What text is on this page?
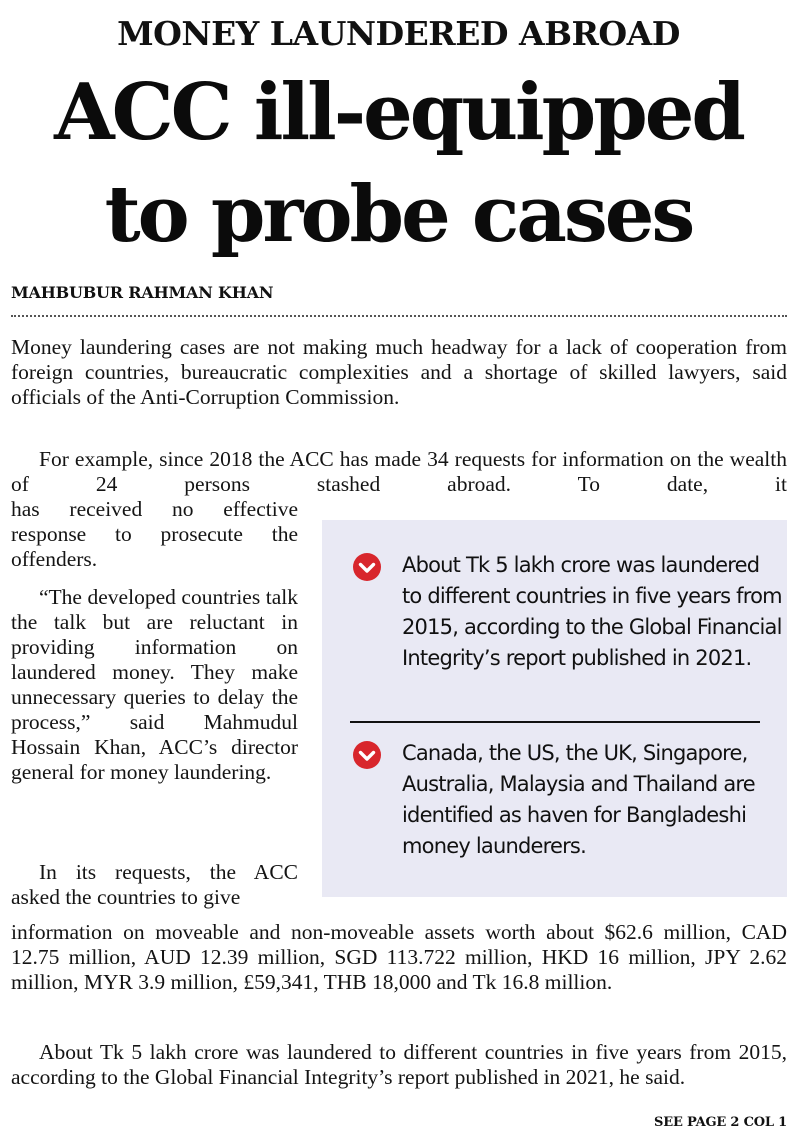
MONEY LAUNDERED ABROAD
ACC ill-equipped
to probe cases
MAHBUBUR RAHMAN KHAN

Money laundering cases are not making much headway for a lack of cooperation from foreign countries, bureaucratic complexities and a shortage of skilled lawyers, said officials of the Anti-Corruption Commission.

For example, since 2018 the ACC has made 34 requests for information on the wealth of 24 persons stashed abroad. To date, it

has received no effective response to prosecute the offenders.

“The developed countries talk the talk but are reluctant in providing information on laundered money. They make unnecessary queries to delay the process,” said Mahmudul Hossain Khan, ACC’s director general for money laundering.

In its requests, the ACC asked the countries to give

information on moveable and non-moveable assets worth about $62.6 million, CAD 12.75 million, AUD 12.39 million, SGD 113.722 million, HKD 16 million, JPY 2.62 million, MYR 3.9 million, £59,341, THB 18,000 and Tk 16.8 million.

About Tk 5 lakh crore was laundered to different countries in five years from 2015, according to the Global Financial Integrity’s report published in 2021, he said.

About Tk 5 lakh crore was laundered to different countries in five years from 2015, according to the Global Financial Integrity’s report published in 2021.
Canada, the US, the UK, Singapore, Australia, Malaysia and Thailand are identified as haven for Bangladeshi money launderers.
SEE PAGE 2 COL 1
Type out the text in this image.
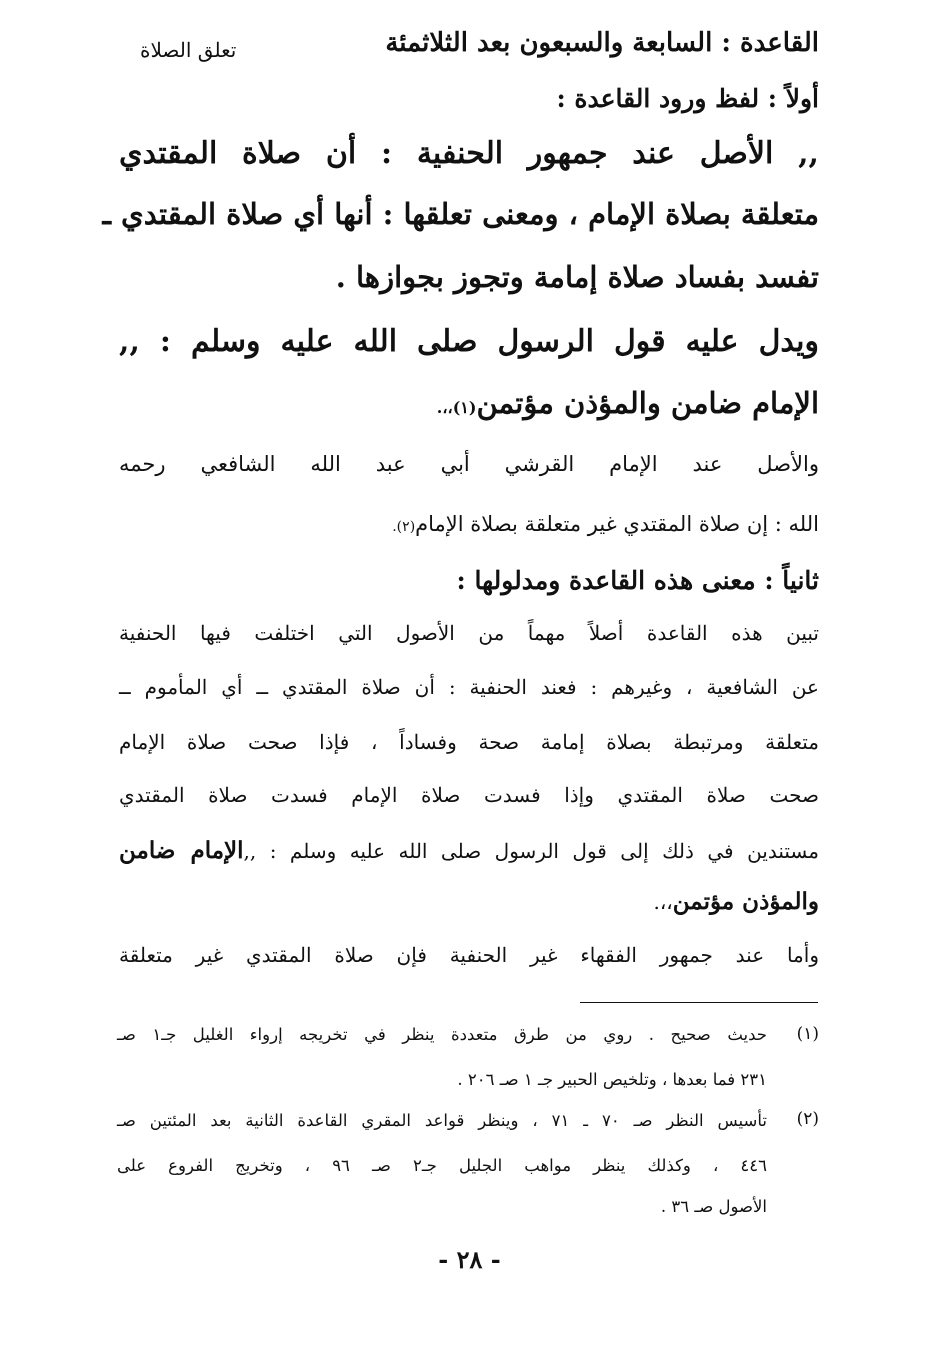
القاعدة : السابعة والسبعون بعد الثلاثمئة
تعلق الصلاة
أولاً : لفظ ورود القاعدة :
,, الأصل عند جمهور الحنفية : أن صلاة المقتدي
متعلقة بصلاة الإمام ، ومعنى تعلقها : أنها أي صلاة المقتدي ـ
تفسد بفساد صلاة إمامة وتجوز بجوازها .
ويدل عليه قول الرسول صلى الله عليه وسلم : ,,
الإمام ضامن والمؤذن مؤتمن(١)،،.
والأصل عند الإمام القرشي أبي عبد الله الشافعي رحمه
الله : إن صلاة المقتدي غير متعلقة بصلاة الإمام(٢).
ثانياً : معنى هذه القاعدة ومدلولها :
تبين هذه القاعدة أصلاً مهماً من الأصول التي اختلفت فيها الحنفية
عن الشافعية ، وغيرهم : فعند الحنفية : أن صلاة المقتدي ــ أي المأموم ــ
متعلقة ومرتبطة بصلاة إمامة صحة وفساداً ، فإذا صحت صلاة الإمام
صحت صلاة المقتدي وإذا فسدت صلاة الإمام فسدت صلاة المقتدي
مستندين في ذلك إلى قول الرسول صلى الله عليه وسلم : ,,الإمام ضامن
والمؤذن مؤتمن،،.
وأما عند جمهور الفقهاء غير الحنفية فإن صلاة المقتدي غير متعلقة
(١)
حديث صحيح . روي من طرق متعددة ينظر في تخريجه إرواء الغليل جـ١ صـ
٢٣١ فما بعدها ، وتلخيص الحبير جـ ١ صـ ٢٠٦ .
(٢)
تأسيس النظر صـ ٧٠ ـ ٧١ ، وينظر قواعد المقري القاعدة الثانية بعد المئتين صـ
٤٤٦ ، وكذلك ينظر مواهب الجليل جـ٢ صـ ٩٦ ، وتخريج الفروع على
الأصول صـ ٣٦ .
- ٢٨ -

※ ※ ※

* **Task to complete**:
What is the number of lines in the data holding the word "published"? Reply with that number only.

* **Written answer**:
2